- WHAT TO WORK ON
Gather each line of the entries below that includes "Förslagsskiss".

===== GIVEN DATA

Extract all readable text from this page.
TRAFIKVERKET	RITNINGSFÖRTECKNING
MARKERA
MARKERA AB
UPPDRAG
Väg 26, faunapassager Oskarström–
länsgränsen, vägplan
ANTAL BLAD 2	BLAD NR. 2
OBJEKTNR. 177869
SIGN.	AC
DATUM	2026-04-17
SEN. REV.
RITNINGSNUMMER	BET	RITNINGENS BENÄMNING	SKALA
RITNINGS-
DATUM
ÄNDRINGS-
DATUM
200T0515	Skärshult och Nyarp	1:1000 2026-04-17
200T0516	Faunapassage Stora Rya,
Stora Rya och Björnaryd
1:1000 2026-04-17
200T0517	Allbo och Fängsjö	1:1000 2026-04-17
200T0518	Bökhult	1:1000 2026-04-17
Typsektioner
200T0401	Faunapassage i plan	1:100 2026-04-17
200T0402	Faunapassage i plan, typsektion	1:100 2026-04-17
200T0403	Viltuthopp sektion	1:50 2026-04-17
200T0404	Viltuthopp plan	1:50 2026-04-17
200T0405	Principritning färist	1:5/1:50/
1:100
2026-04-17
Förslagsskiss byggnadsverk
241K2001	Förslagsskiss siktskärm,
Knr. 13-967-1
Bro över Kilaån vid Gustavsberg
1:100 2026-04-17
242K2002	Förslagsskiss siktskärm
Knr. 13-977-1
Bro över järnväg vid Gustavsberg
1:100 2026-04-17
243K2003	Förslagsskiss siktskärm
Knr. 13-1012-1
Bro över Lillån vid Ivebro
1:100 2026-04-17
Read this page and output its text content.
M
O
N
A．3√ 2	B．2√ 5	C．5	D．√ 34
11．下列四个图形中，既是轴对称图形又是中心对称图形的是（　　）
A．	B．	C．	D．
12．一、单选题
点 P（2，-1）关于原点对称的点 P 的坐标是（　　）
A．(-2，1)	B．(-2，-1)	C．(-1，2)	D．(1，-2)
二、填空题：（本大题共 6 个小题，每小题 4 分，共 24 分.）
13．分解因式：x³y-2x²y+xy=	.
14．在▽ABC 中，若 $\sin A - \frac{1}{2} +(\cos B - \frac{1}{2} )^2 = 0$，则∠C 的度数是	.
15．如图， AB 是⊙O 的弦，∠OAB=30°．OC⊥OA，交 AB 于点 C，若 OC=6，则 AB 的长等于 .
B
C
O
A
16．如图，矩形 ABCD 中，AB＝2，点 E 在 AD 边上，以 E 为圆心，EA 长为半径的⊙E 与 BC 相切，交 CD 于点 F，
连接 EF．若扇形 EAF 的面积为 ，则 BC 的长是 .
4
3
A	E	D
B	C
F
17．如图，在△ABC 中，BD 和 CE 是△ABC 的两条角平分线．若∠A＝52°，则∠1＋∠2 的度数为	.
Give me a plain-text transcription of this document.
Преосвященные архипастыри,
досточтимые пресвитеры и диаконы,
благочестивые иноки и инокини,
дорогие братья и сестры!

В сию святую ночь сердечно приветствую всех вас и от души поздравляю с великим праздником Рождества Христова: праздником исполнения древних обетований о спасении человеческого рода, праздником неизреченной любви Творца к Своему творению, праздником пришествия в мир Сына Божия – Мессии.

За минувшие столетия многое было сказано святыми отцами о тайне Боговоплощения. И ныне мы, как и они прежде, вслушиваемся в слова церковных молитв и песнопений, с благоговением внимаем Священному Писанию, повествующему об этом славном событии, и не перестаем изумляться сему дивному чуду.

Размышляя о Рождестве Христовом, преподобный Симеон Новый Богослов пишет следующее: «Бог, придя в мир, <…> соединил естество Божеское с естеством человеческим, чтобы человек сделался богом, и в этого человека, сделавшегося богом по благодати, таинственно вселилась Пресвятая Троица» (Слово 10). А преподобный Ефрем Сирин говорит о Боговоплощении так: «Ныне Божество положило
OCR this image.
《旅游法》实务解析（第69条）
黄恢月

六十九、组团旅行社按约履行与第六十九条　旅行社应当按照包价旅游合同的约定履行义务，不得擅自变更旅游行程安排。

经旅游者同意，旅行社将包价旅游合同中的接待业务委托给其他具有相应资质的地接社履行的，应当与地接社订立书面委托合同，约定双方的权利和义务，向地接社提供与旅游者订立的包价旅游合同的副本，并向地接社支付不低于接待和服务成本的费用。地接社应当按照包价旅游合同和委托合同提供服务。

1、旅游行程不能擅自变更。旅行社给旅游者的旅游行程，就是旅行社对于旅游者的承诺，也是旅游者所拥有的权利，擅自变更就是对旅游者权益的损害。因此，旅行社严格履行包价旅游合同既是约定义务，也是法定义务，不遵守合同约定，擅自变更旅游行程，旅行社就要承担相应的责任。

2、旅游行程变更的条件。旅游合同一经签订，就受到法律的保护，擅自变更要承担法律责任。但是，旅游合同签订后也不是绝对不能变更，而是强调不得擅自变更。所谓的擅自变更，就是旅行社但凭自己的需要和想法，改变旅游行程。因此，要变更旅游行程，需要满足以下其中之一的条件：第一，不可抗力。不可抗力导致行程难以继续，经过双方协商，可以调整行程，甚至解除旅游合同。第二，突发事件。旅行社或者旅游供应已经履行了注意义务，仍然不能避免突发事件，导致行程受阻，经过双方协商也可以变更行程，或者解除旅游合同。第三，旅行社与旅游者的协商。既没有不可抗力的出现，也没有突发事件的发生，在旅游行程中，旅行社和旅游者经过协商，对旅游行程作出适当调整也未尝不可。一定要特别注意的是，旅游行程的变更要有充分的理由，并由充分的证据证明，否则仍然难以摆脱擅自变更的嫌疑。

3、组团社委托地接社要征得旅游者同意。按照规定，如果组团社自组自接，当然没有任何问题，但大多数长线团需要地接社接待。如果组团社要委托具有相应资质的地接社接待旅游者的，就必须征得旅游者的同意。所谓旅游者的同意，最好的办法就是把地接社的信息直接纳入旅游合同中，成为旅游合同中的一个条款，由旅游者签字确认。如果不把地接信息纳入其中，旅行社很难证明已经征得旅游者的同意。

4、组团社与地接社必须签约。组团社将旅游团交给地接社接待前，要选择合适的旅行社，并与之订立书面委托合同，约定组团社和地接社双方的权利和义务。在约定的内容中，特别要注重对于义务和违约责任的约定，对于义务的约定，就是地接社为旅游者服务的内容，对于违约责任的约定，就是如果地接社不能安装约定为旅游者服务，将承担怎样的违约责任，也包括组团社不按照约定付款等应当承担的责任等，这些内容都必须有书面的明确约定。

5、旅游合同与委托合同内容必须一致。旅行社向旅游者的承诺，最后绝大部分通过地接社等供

==========

- RESULT FOR THIS EXERCISE
Förslagsskiss byggnadsverk
241K2001	Förslagsskiss siktskärm,
242K2002	Förslagsskiss siktskärm
243K2003	Förslagsskiss siktskärm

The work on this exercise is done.